Document page entries with text:
"""

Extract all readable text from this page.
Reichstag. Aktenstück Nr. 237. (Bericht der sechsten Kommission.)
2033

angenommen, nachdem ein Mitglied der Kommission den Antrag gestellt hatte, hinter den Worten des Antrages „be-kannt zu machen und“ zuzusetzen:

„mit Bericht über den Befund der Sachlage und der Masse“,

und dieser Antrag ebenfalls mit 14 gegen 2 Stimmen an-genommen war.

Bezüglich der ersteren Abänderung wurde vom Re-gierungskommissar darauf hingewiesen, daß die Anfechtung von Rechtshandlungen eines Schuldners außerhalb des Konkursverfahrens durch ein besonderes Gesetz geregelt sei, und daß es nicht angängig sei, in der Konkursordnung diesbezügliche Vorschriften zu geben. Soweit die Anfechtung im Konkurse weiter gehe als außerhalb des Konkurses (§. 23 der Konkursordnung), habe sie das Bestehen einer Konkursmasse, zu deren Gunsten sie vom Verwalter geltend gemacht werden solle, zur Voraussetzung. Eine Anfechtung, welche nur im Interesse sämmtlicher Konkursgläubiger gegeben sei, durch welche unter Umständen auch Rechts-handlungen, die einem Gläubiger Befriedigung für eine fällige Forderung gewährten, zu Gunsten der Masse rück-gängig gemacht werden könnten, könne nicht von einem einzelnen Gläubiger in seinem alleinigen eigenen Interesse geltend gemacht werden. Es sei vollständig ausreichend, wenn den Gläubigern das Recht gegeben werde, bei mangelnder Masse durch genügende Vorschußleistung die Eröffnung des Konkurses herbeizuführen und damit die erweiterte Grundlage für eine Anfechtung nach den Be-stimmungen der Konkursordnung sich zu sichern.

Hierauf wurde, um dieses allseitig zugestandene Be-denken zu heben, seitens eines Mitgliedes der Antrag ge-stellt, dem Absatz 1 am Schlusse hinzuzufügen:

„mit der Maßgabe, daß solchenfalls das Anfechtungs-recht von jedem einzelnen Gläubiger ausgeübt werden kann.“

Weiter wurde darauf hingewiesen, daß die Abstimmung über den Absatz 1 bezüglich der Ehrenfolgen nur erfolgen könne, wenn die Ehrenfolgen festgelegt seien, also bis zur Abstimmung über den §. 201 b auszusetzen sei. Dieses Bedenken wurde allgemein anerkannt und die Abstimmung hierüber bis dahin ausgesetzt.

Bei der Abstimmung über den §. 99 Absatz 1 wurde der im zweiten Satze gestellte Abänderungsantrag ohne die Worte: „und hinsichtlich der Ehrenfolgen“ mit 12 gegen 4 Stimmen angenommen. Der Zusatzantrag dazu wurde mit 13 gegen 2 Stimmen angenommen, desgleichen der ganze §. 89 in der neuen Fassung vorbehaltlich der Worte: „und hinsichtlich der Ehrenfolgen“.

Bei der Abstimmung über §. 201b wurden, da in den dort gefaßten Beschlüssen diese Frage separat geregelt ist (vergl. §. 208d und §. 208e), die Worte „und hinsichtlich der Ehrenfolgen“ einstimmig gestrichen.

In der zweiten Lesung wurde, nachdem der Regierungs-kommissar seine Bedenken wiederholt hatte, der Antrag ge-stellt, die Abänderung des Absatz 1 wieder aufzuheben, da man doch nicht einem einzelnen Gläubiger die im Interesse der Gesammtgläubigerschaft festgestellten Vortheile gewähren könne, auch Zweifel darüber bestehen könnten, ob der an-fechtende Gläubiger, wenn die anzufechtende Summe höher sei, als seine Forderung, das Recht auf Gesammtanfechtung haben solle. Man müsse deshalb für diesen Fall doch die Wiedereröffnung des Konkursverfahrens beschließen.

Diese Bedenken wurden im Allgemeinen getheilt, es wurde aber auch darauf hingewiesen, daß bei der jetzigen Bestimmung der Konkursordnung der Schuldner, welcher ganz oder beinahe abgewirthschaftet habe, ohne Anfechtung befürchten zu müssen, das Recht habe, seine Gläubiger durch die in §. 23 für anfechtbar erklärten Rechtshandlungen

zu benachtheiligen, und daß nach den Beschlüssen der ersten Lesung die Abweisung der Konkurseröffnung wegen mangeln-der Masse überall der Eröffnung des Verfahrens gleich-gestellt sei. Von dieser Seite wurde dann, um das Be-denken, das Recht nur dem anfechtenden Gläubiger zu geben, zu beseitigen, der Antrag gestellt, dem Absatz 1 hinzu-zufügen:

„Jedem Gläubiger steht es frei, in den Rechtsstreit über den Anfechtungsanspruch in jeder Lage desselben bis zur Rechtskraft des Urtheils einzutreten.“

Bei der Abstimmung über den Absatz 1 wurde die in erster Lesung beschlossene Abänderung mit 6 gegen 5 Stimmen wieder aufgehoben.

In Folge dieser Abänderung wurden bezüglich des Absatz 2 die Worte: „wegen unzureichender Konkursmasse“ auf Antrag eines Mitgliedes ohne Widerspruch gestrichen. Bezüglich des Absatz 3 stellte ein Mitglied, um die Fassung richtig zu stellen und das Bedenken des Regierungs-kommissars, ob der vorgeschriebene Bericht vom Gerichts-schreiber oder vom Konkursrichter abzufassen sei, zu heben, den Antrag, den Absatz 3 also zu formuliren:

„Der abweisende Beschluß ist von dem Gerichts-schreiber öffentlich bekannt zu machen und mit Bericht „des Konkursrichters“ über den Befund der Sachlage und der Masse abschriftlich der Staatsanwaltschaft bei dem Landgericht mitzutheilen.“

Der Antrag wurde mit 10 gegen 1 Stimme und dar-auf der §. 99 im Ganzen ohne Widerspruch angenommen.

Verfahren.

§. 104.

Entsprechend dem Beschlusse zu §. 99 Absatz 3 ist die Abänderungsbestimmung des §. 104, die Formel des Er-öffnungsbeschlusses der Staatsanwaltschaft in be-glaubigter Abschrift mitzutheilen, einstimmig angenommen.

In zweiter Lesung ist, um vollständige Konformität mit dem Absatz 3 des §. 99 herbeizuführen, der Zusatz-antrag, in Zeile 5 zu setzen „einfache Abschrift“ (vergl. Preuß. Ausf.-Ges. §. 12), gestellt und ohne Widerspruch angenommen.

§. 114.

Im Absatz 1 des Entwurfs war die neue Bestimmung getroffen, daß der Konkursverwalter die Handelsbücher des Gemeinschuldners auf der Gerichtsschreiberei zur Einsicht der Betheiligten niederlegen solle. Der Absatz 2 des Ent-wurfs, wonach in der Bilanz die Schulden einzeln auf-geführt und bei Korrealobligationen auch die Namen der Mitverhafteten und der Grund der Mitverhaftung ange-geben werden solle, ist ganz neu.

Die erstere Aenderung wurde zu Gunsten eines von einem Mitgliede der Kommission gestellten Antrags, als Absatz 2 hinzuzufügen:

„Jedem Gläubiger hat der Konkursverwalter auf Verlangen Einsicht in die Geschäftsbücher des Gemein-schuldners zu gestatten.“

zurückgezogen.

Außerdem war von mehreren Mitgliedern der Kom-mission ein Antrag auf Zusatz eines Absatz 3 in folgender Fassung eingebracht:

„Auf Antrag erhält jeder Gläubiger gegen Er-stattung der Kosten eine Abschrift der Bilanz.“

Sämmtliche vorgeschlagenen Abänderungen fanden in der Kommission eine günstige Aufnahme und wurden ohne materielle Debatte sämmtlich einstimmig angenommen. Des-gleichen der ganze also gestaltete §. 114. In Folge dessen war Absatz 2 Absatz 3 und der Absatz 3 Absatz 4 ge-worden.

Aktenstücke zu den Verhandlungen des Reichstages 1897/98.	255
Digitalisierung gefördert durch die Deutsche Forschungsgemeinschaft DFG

"""

Retype each entry exactly, missing none.

_Task output_
Extract all readable text from this page.
Reichstag. Aktenstück Nr. 237. (Bericht der sechsten Kommission.)
2033

angenommen, nachdem ein Mitglied der Kommission den Antrag gestellt hatte, hinter den Worten des Antrages „be-kannt zu machen und“ zuzusetzen:

„mit Bericht über den Befund der Sachlage und der Masse“,

und dieser Antrag ebenfalls mit 14 gegen 2 Stimmen an-genommen war.

Bezüglich der ersteren Abänderung wurde vom Re-gierungskommissar darauf hingewiesen, daß die Anfechtung von Rechtshandlungen eines Schuldners außerhalb des Konkursverfahrens durch ein besonderes Gesetz geregelt sei, und daß es nicht angängig sei, in der Konkursordnung diesbezügliche Vorschriften zu geben. Soweit die Anfechtung im Konkurse weiter gehe als außerhalb des Konkurses (§. 23 der Konkursordnung), habe sie das Bestehen einer Konkursmasse, zu deren Gunsten sie vom Verwalter geltend gemacht werden solle, zur Voraussetzung. Eine Anfechtung, welche nur im Interesse sämmtlicher Konkursgläubiger gegeben sei, durch welche unter Umständen auch Rechts-handlungen, die einem Gläubiger Befriedigung für eine fällige Forderung gewährten, zu Gunsten der Masse rück-gängig gemacht werden könnten, könne nicht von einem einzelnen Gläubiger in seinem alleinigen eigenen Interesse geltend gemacht werden. Es sei vollständig ausreichend, wenn den Gläubigern das Recht gegeben werde, bei mangelnder Masse durch genügende Vorschußleistung die Eröffnung des Konkurses herbeizuführen und damit die erweiterte Grundlage für eine Anfechtung nach den Be-stimmungen der Konkursordnung sich zu sichern.

Hierauf wurde, um dieses allseitig zugestandene Be-denken zu heben, seitens eines Mitgliedes der Antrag ge-stellt, dem Absatz 1 am Schlusse hinzuzufügen:

„mit der Maßgabe, daß solchenfalls das Anfechtungs-recht von jedem einzelnen Gläubiger ausgeübt werden kann.“

Weiter wurde darauf hingewiesen, daß die Abstimmung über den Absatz 1 bezüglich der Ehrenfolgen nur erfolgen könne, wenn die Ehrenfolgen festgelegt seien, also bis zur Abstimmung über den §. 201 b auszusetzen sei. Dieses Bedenken wurde allgemein anerkannt und die Abstimmung hierüber bis dahin ausgesetzt.

Bei der Abstimmung über den §. 99 Absatz 1 wurde der im zweiten Satze gestellte Abänderungsantrag ohne die Worte: „und hinsichtlich der Ehrenfolgen“ mit 12 gegen 4 Stimmen angenommen. Der Zusatzantrag dazu wurde mit 13 gegen 2 Stimmen angenommen, desgleichen der ganze §. 89 in der neuen Fassung vorbehaltlich der Worte: „und hinsichtlich der Ehrenfolgen“.

Bei der Abstimmung über §. 201b wurden, da in den dort gefaßten Beschlüssen diese Frage separat geregelt ist (vergl. §. 208d und §. 208e), die Worte „und hinsichtlich der Ehrenfolgen“ einstimmig gestrichen.

In der zweiten Lesung wurde, nachdem der Regierungs-kommissar seine Bedenken wiederholt hatte, der Antrag ge-stellt, die Abänderung des Absatz 1 wieder aufzuheben, da man doch nicht einem einzelnen Gläubiger die im Interesse der Gesammtgläubigerschaft festgestellten Vortheile gewähren könne, auch Zweifel darüber bestehen könnten, ob der an-fechtende Gläubiger, wenn die anzufechtende Summe höher sei, als seine Forderung, das Recht auf Gesammtanfechtung haben solle. Man müsse deshalb für diesen Fall doch die Wiedereröffnung des Konkursverfahrens beschließen.

Diese Bedenken wurden im Allgemeinen getheilt, es wurde aber auch darauf hingewiesen, daß bei der jetzigen Bestimmung der Konkursordnung der Schuldner, welcher ganz oder beinahe abgewirthschaftet habe, ohne Anfechtung befürchten zu müssen, das Recht habe, seine Gläubiger durch die in §. 23 für anfechtbar erklärten Rechtshandlungen

zu benachtheiligen, und daß nach den Beschlüssen der ersten Lesung die Abweisung der Konkurseröffnung wegen mangeln-der Masse überall der Eröffnung des Verfahrens gleich-gestellt sei. Von dieser Seite wurde dann, um das Be-denken, das Recht nur dem anfechtenden Gläubiger zu geben, zu beseitigen, der Antrag gestellt, dem Absatz 1 hinzu-zufügen:

„Jedem Gläubiger steht es frei, in den Rechtsstreit über den Anfechtungsanspruch in jeder Lage desselben bis zur Rechtskraft des Urtheils einzutreten.“

Bei der Abstimmung über den Absatz 1 wurde die in erster Lesung beschlossene Abänderung mit 6 gegen 5 Stimmen wieder aufgehoben.

In Folge dieser Abänderung wurden bezüglich des Absatz 2 die Worte: „wegen unzureichender Konkursmasse“ auf Antrag eines Mitgliedes ohne Widerspruch gestrichen. Bezüglich des Absatz 3 stellte ein Mitglied, um die Fassung richtig zu stellen und das Bedenken des Regierungs-kommissars, ob der vorgeschriebene Bericht vom Gerichts-schreiber oder vom Konkursrichter abzufassen sei, zu heben, den Antrag, den Absatz 3 also zu formuliren:

„Der abweisende Beschluß ist von dem Gerichts-schreiber öffentlich bekannt zu machen und mit Bericht „des Konkursrichters“ über den Befund der Sachlage und der Masse abschriftlich der Staatsanwaltschaft bei dem Landgericht mitzutheilen.“

Der Antrag wurde mit 10 gegen 1 Stimme und dar-auf der §. 99 im Ganzen ohne Widerspruch angenommen.

Verfahren.

§. 104.

Entsprechend dem Beschlusse zu §. 99 Absatz 3 ist die Abänderungsbestimmung des §. 104, die Formel des Er-öffnungsbeschlusses der Staatsanwaltschaft in be-glaubigter Abschrift mitzutheilen, einstimmig angenommen.

In zweiter Lesung ist, um vollständige Konformität mit dem Absatz 3 des §. 99 herbeizuführen, der Zusatz-antrag, in Zeile 5 zu setzen „einfache Abschrift“ (vergl. Preuß. Ausf.-Ges. §. 12), gestellt und ohne Widerspruch angenommen.

§. 114.

Im Absatz 1 des Entwurfs war die neue Bestimmung getroffen, daß der Konkursverwalter die Handelsbücher des Gemeinschuldners auf der Gerichtsschreiberei zur Einsicht der Betheiligten niederlegen solle. Der Absatz 2 des Ent-wurfs, wonach in der Bilanz die Schulden einzeln auf-geführt und bei Korrealobligationen auch die Namen der Mitverhafteten und der Grund der Mitverhaftung ange-geben werden solle, ist ganz neu.

Die erstere Aenderung wurde zu Gunsten eines von einem Mitgliede der Kommission gestellten Antrags, als Absatz 2 hinzuzufügen:

„Jedem Gläubiger hat der Konkursverwalter auf Verlangen Einsicht in die Geschäftsbücher des Gemein-schuldners zu gestatten.“

zurückgezogen.

Außerdem war von mehreren Mitgliedern der Kom-mission ein Antrag auf Zusatz eines Absatz 3 in folgender Fassung eingebracht:

„Auf Antrag erhält jeder Gläubiger gegen Er-stattung der Kosten eine Abschrift der Bilanz.“

Sämmtliche vorgeschlagenen Abänderungen fanden in der Kommission eine günstige Aufnahme und wurden ohne materielle Debatte sämmtlich einstimmig angenommen. Des-gleichen der ganze also gestaltete §. 114. In Folge dessen war Absatz 2 Absatz 3 und der Absatz 3 Absatz 4 ge-worden.

Aktenstücke zu den Verhandlungen des Reichstages 1897/98.	255
Digitalisierung gefördert durch die Deutsche Forschungsgemeinschaft DFG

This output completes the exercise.